The records should be written out in full, with nothing altered.
* Begin Records *
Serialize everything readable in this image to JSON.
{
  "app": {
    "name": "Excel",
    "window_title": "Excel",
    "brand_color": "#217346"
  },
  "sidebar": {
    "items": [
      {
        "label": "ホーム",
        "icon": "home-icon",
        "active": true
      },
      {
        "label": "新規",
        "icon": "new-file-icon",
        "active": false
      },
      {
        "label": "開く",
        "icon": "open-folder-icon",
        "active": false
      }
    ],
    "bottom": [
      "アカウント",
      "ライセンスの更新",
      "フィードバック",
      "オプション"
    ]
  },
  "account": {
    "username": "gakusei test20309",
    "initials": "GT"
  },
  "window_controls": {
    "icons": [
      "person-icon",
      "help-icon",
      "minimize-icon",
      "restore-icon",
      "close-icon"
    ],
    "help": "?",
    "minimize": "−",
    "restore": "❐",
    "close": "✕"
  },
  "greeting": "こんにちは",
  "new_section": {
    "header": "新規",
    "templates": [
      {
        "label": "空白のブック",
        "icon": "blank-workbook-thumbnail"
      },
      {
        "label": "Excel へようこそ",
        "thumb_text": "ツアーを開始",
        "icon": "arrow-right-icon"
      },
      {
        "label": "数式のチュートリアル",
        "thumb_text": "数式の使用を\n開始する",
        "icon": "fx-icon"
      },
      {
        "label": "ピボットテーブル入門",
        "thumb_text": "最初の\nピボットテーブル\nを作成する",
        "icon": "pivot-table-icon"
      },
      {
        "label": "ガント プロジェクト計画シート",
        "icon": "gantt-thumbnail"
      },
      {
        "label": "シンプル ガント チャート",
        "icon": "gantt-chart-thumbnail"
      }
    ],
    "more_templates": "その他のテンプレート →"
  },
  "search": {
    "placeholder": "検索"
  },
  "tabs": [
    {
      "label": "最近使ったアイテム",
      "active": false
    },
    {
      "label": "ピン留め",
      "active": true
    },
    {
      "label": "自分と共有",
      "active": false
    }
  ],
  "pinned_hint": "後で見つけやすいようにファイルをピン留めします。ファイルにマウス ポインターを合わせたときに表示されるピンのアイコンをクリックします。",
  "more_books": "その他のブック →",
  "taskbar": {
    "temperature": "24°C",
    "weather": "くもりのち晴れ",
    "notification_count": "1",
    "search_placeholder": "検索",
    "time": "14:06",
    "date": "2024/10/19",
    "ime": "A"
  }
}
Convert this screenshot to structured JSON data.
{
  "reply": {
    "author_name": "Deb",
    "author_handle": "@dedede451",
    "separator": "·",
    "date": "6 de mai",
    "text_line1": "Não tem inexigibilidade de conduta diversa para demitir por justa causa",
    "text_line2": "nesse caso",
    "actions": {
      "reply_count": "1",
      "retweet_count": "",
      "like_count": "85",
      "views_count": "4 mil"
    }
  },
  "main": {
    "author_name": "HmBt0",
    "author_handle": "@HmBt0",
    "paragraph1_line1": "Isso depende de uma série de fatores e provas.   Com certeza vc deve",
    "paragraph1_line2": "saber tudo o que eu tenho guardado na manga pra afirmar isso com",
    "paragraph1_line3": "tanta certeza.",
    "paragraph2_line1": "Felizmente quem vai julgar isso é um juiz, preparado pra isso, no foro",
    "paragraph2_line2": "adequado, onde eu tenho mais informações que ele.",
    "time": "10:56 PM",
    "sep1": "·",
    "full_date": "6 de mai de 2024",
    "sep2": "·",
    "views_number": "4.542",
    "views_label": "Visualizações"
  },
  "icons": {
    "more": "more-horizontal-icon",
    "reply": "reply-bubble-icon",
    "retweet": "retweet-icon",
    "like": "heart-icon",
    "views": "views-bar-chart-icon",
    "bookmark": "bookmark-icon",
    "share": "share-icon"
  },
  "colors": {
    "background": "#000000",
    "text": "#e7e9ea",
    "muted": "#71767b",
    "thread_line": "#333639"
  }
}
* End Records *
* Full output *
Serialize everything readable in this image to JSON.
{
  "app": {
    "name": "Excel",
    "window_title": "Excel",
    "brand_color": "#217346"
  },
  "sidebar": {
    "items": [
      {
        "label": "ホーム",
        "icon": "home-icon",
        "active": true
      },
      {
        "label": "新規",
        "icon": "new-file-icon",
        "active": false
      },
      {
        "label": "開く",
        "icon": "open-folder-icon",
        "active": false
      }
    ],
    "bottom": [
      "アカウント",
      "ライセンスの更新",
      "フィードバック",
      "オプション"
    ]
  },
  "account": {
    "username": "gakusei test20309",
    "initials": "GT"
  },
  "window_controls": {
    "icons": [
      "person-icon",
      "help-icon",
      "minimize-icon",
      "restore-icon",
      "close-icon"
    ],
    "help": "?",
    "minimize": "−",
    "restore": "❐",
    "close": "✕"
  },
  "greeting": "こんにちは",
  "new_section": {
    "header": "新規",
    "templates": [
      {
        "label": "空白のブック",
        "icon": "blank-workbook-thumbnail"
      },
      {
        "label": "Excel へようこそ",
        "thumb_text": "ツアーを開始",
        "icon": "arrow-right-icon"
      },
      {
        "label": "数式のチュートリアル",
        "thumb_text": "数式の使用を\n開始する",
        "icon": "fx-icon"
      },
      {
        "label": "ピボットテーブル入門",
        "thumb_text": "最初の\nピボットテーブル\nを作成する",
        "icon": "pivot-table-icon"
      },
      {
        "label": "ガント プロジェクト計画シート",
        "icon": "gantt-thumbnail"
      },
      {
        "label": "シンプル ガント チャート",
        "icon": "gantt-chart-thumbnail"
      }
    ],
    "more_templates": "その他のテンプレート →"
  },
  "search": {
    "placeholder": "検索"
  },
  "tabs": [
    {
      "label": "最近使ったアイテム",
      "active": false
    },
    {
      "label": "ピン留め",
      "active": true
    },
    {
      "label": "自分と共有",
      "active": false
    }
  ],
  "pinned_hint": "後で見つけやすいようにファイルをピン留めします。ファイルにマウス ポインターを合わせたときに表示されるピンのアイコンをクリックします。",
  "more_books": "その他のブック →",
  "taskbar": {
    "temperature": "24°C",
    "weather": "くもりのち晴れ",
    "notification_count": "1",
    "search_placeholder": "検索",
    "time": "14:06",
    "date": "2024/10/19",
    "ime": "A"
  }
}
Convert this screenshot to structured JSON data.
{
  "reply": {
    "author_name": "Deb",
    "author_handle": "@dedede451",
    "separator": "·",
    "date": "6 de mai",
    "text_line1": "Não tem inexigibilidade de conduta diversa para demitir por justa causa",
    "text_line2": "nesse caso",
    "actions": {
      "reply_count": "1",
      "retweet_count": "",
      "like_count": "85",
      "views_count": "4 mil"
    }
  },
  "main": {
    "author_name": "HmBt0",
    "author_handle": "@HmBt0",
    "paragraph1_line1": "Isso depende de uma série de fatores e provas.   Com certeza vc deve",
    "paragraph1_line2": "saber tudo o que eu tenho guardado na manga pra afirmar isso com",
    "paragraph1_line3": "tanta certeza.",
    "paragraph2_line1": "Felizmente quem vai julgar isso é um juiz, preparado pra isso, no foro",
    "paragraph2_line2": "adequado, onde eu tenho mais informações que ele.",
    "time": "10:56 PM",
    "sep1": "·",
    "full_date": "6 de mai de 2024",
    "sep2": "·",
    "views_number": "4.542",
    "views_label": "Visualizações"
  },
  "icons": {
    "more": "more-horizontal-icon",
    "reply": "reply-bubble-icon",
    "retweet": "retweet-icon",
    "like": "heart-icon",
    "views": "views-bar-chart-icon",
    "bookmark": "bookmark-icon",
    "share": "share-icon"
  },
  "colors": {
    "background": "#000000",
    "text": "#e7e9ea",
    "muted": "#71767b",
    "thread_line": "#333639"
  }
}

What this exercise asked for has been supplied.